Records from a data source:
============
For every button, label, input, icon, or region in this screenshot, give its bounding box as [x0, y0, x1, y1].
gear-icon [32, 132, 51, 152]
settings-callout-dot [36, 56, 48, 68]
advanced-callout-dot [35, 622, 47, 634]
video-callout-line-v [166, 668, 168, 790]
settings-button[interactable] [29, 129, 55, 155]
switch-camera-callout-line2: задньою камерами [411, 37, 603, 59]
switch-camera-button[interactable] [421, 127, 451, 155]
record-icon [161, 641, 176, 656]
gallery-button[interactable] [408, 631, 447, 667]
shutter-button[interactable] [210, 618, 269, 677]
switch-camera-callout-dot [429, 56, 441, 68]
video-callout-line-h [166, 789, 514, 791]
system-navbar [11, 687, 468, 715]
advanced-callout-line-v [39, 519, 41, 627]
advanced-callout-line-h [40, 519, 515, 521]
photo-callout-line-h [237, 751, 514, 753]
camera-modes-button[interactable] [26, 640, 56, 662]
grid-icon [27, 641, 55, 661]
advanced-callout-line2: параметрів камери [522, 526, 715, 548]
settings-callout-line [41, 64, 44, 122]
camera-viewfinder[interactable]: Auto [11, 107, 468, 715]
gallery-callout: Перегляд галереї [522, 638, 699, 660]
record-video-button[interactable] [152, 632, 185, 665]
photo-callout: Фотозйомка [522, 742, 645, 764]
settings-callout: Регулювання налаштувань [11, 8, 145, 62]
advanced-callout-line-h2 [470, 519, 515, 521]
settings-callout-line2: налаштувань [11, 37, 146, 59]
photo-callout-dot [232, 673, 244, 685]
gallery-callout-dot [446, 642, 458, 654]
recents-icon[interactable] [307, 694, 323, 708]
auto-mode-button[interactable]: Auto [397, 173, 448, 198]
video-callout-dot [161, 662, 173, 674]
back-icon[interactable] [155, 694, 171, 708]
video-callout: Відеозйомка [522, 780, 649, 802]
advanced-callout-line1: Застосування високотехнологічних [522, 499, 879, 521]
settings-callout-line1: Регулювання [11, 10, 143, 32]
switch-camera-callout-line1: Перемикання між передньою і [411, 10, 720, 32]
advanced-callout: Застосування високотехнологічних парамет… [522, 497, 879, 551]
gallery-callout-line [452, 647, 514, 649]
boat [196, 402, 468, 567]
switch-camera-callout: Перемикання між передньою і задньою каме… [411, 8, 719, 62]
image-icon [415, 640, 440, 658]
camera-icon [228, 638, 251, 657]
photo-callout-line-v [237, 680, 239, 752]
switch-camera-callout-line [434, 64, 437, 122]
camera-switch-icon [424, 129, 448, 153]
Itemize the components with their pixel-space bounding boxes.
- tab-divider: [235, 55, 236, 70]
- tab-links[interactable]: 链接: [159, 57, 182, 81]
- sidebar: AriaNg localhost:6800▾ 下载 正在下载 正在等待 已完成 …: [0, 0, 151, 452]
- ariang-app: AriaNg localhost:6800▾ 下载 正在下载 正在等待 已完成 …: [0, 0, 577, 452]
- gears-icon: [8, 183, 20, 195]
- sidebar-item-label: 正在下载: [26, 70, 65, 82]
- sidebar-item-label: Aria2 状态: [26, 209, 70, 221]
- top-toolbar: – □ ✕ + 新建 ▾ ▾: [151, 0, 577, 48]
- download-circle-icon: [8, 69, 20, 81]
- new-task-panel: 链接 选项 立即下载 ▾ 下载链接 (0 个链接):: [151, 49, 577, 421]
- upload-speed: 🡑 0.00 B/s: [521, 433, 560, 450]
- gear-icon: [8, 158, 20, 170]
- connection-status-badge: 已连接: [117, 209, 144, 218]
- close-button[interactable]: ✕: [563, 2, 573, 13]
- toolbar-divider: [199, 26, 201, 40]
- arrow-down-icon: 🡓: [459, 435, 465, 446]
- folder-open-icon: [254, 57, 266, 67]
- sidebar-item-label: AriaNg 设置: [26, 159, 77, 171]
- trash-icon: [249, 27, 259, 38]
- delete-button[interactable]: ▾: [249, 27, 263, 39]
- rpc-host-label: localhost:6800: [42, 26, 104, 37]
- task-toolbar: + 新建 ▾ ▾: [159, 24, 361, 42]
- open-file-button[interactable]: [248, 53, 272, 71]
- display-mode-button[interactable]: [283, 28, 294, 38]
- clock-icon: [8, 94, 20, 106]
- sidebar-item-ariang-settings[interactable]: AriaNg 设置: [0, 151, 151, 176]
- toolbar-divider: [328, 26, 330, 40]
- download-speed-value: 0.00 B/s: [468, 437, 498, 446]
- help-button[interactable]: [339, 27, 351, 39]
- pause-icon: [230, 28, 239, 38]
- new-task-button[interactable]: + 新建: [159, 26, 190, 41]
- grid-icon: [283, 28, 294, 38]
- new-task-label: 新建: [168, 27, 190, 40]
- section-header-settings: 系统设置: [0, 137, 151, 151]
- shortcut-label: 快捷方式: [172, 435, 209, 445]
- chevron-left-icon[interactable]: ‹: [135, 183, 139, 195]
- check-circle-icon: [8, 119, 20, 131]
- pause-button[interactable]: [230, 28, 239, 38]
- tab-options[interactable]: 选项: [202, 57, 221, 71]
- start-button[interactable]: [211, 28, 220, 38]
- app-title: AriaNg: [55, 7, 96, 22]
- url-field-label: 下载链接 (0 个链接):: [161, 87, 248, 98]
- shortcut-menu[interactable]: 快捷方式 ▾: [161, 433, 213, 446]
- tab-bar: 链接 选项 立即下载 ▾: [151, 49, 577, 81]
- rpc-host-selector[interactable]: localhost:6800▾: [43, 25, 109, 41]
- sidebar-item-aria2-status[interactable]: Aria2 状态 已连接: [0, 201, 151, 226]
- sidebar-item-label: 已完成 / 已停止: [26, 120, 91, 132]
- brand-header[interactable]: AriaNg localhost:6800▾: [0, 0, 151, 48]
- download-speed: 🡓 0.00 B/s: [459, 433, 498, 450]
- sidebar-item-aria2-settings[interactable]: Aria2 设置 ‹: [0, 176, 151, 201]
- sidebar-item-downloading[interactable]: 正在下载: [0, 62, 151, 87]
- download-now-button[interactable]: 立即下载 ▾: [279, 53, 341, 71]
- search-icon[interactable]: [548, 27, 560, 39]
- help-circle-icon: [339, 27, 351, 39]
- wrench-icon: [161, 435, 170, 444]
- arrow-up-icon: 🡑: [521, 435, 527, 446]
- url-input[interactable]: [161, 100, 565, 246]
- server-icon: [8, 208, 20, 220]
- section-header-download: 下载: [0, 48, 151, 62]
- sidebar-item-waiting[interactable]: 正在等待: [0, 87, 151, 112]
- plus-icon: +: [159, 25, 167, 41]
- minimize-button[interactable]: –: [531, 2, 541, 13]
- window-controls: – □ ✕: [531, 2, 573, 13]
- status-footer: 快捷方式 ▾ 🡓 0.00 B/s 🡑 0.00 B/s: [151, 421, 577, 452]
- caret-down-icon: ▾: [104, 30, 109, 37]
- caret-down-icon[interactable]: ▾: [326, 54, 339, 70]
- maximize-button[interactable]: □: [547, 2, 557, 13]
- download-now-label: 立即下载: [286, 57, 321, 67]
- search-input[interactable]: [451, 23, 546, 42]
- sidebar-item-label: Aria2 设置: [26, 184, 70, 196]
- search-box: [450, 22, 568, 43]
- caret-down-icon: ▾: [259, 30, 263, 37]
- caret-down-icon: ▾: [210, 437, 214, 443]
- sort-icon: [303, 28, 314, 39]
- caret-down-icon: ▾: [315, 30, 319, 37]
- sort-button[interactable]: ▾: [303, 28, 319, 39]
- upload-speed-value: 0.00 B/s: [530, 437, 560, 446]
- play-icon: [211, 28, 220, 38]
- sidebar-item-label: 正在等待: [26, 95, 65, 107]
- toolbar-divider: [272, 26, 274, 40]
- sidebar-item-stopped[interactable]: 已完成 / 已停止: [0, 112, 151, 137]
============
**TASK DIRECTIONS:** Output the lines from the start of the records through the line containing "photo-callout: Фотозйомка [522, 742, 645, 764]", inclusive, with nothing changed.

**EXERCISE ANSWER:**
For every button, label, input, icon, or region in this screenshot, give its bounding box as [x0, y0, x1, y1].
gear-icon [32, 132, 51, 152]
settings-callout-dot [36, 56, 48, 68]
advanced-callout-dot [35, 622, 47, 634]
video-callout-line-v [166, 668, 168, 790]
settings-button[interactable] [29, 129, 55, 155]
switch-camera-callout-line2: задньою камерами [411, 37, 603, 59]
switch-camera-button[interactable] [421, 127, 451, 155]
record-icon [161, 641, 176, 656]
gallery-button[interactable] [408, 631, 447, 667]
shutter-button[interactable] [210, 618, 269, 677]
switch-camera-callout-dot [429, 56, 441, 68]
video-callout-line-h [166, 789, 514, 791]
system-navbar [11, 687, 468, 715]
advanced-callout-line-v [39, 519, 41, 627]
advanced-callout-line-h [40, 519, 515, 521]
photo-callout-line-h [237, 751, 514, 753]
camera-modes-button[interactable] [26, 640, 56, 662]
grid-icon [27, 641, 55, 661]
advanced-callout-line2: параметрів камери [522, 526, 715, 548]
settings-callout-line [41, 64, 44, 122]
camera-viewfinder[interactable]: Auto [11, 107, 468, 715]
gallery-callout: Перегляд галереї [522, 638, 699, 660]
record-video-button[interactable] [152, 632, 185, 665]
photo-callout: Фотозйомка [522, 742, 645, 764]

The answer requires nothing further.